### AIM
Can you transcribe every line of the entries below word for word, omitting the pictures?

[Saved data entries]
- - -
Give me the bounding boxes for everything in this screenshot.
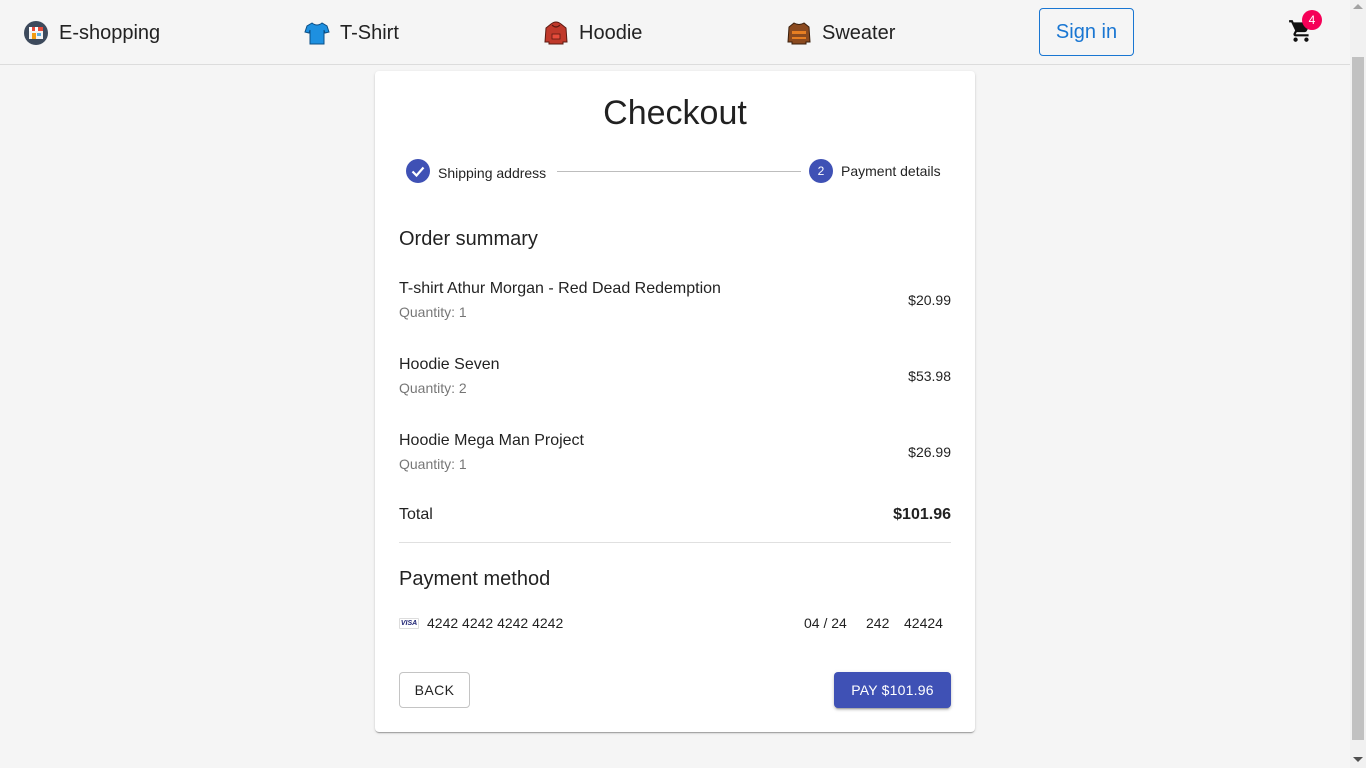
total-label: Total [399, 506, 433, 523]
back-button[interactable]: BACK [399, 672, 470, 708]
step-shipping-address: Shipping address [406, 159, 546, 186]
visa-icon: VISA [399, 618, 419, 629]
item-price: $26.99 [908, 444, 951, 460]
item-quantity: Quantity: 1 [399, 304, 467, 320]
item-name: Hoodie Seven [399, 356, 500, 373]
page-title: Checkout [603, 94, 747, 132]
divider [399, 542, 951, 543]
hoodie-icon [543, 20, 569, 46]
nav-item-tshirt[interactable]: T-Shirt [304, 17, 399, 49]
item-price: $20.99 [908, 292, 951, 308]
card-number-field[interactable]: 4242 4242 4242 4242 [427, 615, 563, 631]
list-item: Hoodie Mega Man Project Quantity: 1 $26.… [399, 432, 951, 478]
brand-link[interactable]: E-shopping [23, 17, 160, 49]
step-connector [557, 171, 801, 172]
card-expiry-field[interactable]: 04 / 24 [804, 615, 847, 631]
checkout-card: Checkout Shipping address 2 Payment deta… [375, 71, 975, 732]
pay-button[interactable]: PAY $101.96 [834, 672, 951, 708]
item-quantity: Quantity: 2 [399, 380, 467, 396]
cart-count-badge: 4 [1302, 10, 1322, 30]
scrollbar-thumb[interactable] [1352, 57, 1364, 740]
nav-item-label: Sweater [822, 21, 896, 44]
total-value: $101.96 [893, 506, 951, 523]
card-zip-field[interactable]: 42424 [904, 615, 943, 631]
nav-item-label: T-Shirt [340, 21, 399, 44]
step-label: Shipping address [438, 164, 547, 181]
brand-label: E-shopping [59, 21, 161, 44]
item-name: Hoodie Mega Man Project [399, 432, 584, 449]
store-icon [23, 20, 49, 46]
card-details: VISA 4242 4242 4242 4242 04 / 24 242 424… [399, 615, 951, 633]
order-summary-title: Order summary [399, 228, 538, 250]
check-circle-icon [406, 159, 430, 186]
item-quantity: Quantity: 1 [399, 456, 467, 472]
app-bar: E-shopping T-Shirt Hoodie Sweater Sign i… [0, 0, 1350, 65]
tshirt-icon [304, 20, 330, 46]
item-price: $53.98 [908, 368, 951, 384]
item-name: T-shirt Athur Morgan - Red Dead Redempti… [399, 280, 721, 297]
step-payment-details: 2 Payment details [809, 159, 941, 183]
nav-item-label: Hoodie [579, 21, 643, 44]
card-cvc-field[interactable]: 242 [866, 615, 889, 631]
step-number: 2 [809, 159, 833, 183]
nav-item-hoodie[interactable]: Hoodie [543, 17, 642, 49]
step-label: Payment details [841, 163, 941, 179]
payment-method-title: Payment method [399, 568, 551, 590]
total-row: Total $101.96 [399, 506, 951, 528]
sign-in-button[interactable]: Sign in [1039, 8, 1134, 56]
scroll-down-icon[interactable] [1353, 757, 1363, 762]
list-item: T-shirt Athur Morgan - Red Dead Redempti… [399, 280, 951, 326]
list-item: Hoodie Seven Quantity: 2 $53.98 [399, 356, 951, 402]
sweater-icon [786, 20, 812, 46]
nav-item-sweater[interactable]: Sweater [786, 17, 895, 49]
scroll-up-icon[interactable] [1353, 4, 1363, 9]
- - -
### WRITTEN RESPONSE
Give me the bounding boxes for everything in this screenshot.
total-label: Total [399, 506, 433, 523]
back-button[interactable]: BACK [399, 672, 470, 708]
step-shipping-address: Shipping address [406, 159, 546, 186]
visa-icon: VISA [399, 618, 419, 629]
item-price: $26.99 [908, 444, 951, 460]
item-quantity: Quantity: 1 [399, 304, 467, 320]
item-name: Hoodie Seven [399, 356, 500, 373]
page-title: Checkout [603, 94, 747, 132]
divider [399, 542, 951, 543]
hoodie-icon [543, 20, 569, 46]
nav-item-tshirt[interactable]: T-Shirt [304, 17, 399, 49]
item-price: $20.99 [908, 292, 951, 308]
card-number-field[interactable]: 4242 4242 4242 4242 [427, 615, 563, 631]
list-item: Hoodie Mega Man Project Quantity: 1 $26.… [399, 432, 951, 478]
brand-link[interactable]: E-shopping [23, 17, 160, 49]
step-connector [557, 171, 801, 172]
card-expiry-field[interactable]: 04 / 24 [804, 615, 847, 631]
checkout-card: Checkout Shipping address 2 Payment deta… [375, 71, 975, 732]
pay-button[interactable]: PAY $101.96 [834, 672, 951, 708]
item-quantity: Quantity: 2 [399, 380, 467, 396]
cart-count-badge: 4 [1302, 10, 1322, 30]
scrollbar-thumb[interactable] [1352, 57, 1364, 740]
nav-item-label: Sweater [822, 21, 896, 44]
total-value: $101.96 [893, 506, 951, 523]
card-zip-field[interactable]: 42424 [904, 615, 943, 631]
nav-item-label: T-Shirt [340, 21, 399, 44]
step-label: Shipping address [438, 164, 547, 181]
brand-label: E-shopping [59, 21, 161, 44]
item-name: Hoodie Mega Man Project [399, 432, 584, 449]
store-icon [23, 20, 49, 46]
card-details: VISA 4242 4242 4242 4242 04 / 24 242 424… [399, 615, 951, 633]
order-summary-title: Order summary [399, 228, 538, 250]
check-circle-icon [406, 159, 430, 186]
item-quantity: Quantity: 1 [399, 456, 467, 472]
app-bar: E-shopping T-Shirt Hoodie Sweater Sign i… [0, 0, 1350, 65]
tshirt-icon [304, 20, 330, 46]
item-price: $53.98 [908, 368, 951, 384]
item-name: T-shirt Athur Morgan - Red Dead Redempti… [399, 280, 721, 297]
step-payment-details: 2 Payment details [809, 159, 941, 183]
nav-item-label: Hoodie [579, 21, 643, 44]
card-cvc-field[interactable]: 242 [866, 615, 889, 631]
step-number: 2 [809, 159, 833, 183]
nav-item-hoodie[interactable]: Hoodie [543, 17, 642, 49]
step-label: Payment details [841, 163, 941, 179]
payment-method-title: Payment method [399, 568, 551, 590]
total-row: Total $101.96 [399, 506, 951, 528]
sign-in-button[interactable]: Sign in [1039, 8, 1134, 56]
scroll-down-icon[interactable] [1353, 757, 1363, 762]
list-item: T-shirt Athur Morgan - Red Dead Redempti… [399, 280, 951, 326]
list-item: Hoodie Seven Quantity: 2 $53.98 [399, 356, 951, 402]
sweater-icon [786, 20, 812, 46]
nav-item-sweater[interactable]: Sweater [786, 17, 895, 49]
scroll-up-icon[interactable] [1353, 4, 1363, 9]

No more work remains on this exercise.